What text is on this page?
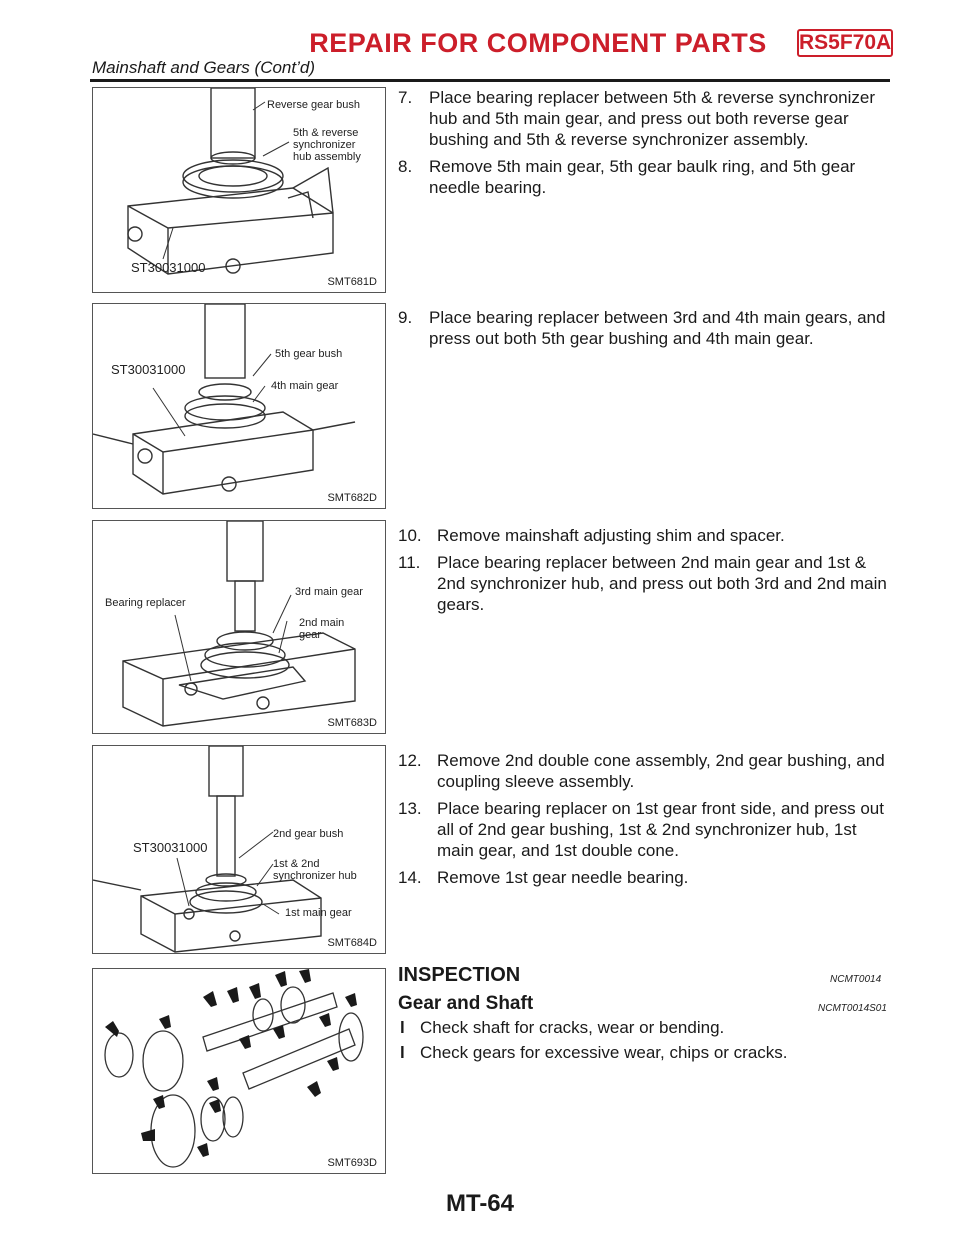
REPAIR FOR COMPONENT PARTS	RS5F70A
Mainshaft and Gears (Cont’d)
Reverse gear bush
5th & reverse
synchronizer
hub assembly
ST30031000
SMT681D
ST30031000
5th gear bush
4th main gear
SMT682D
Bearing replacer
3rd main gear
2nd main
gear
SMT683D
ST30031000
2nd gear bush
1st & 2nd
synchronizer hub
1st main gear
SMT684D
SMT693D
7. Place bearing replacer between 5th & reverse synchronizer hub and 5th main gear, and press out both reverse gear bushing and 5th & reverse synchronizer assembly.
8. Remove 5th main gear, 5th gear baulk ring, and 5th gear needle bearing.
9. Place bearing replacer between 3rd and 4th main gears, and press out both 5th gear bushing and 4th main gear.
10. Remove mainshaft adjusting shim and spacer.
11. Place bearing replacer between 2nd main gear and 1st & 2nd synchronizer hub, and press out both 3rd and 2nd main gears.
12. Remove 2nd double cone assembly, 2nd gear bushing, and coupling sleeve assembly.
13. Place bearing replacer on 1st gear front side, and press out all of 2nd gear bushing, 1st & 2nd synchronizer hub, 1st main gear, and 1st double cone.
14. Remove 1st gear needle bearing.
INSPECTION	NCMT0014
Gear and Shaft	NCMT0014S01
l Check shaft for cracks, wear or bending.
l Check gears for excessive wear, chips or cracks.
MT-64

════════════════════

(WHAT IS NEEDED)
Select the lines in this material that hold the word "both", leaving none out.

(EXERCISE SOLUTION)
7. Place bearing replacer between 5th & reverse synchronizer hub and 5th main gear, and press out both reverse gear bushing and 5th & reverse synchronizer assembly.
9. Place bearing replacer between 3rd and 4th main gears, and press out both 5th gear bushing and 4th main gear.
11. Place bearing replacer between 2nd main gear and 1st & 2nd synchronizer hub, and press out both 3rd and 2nd main gears.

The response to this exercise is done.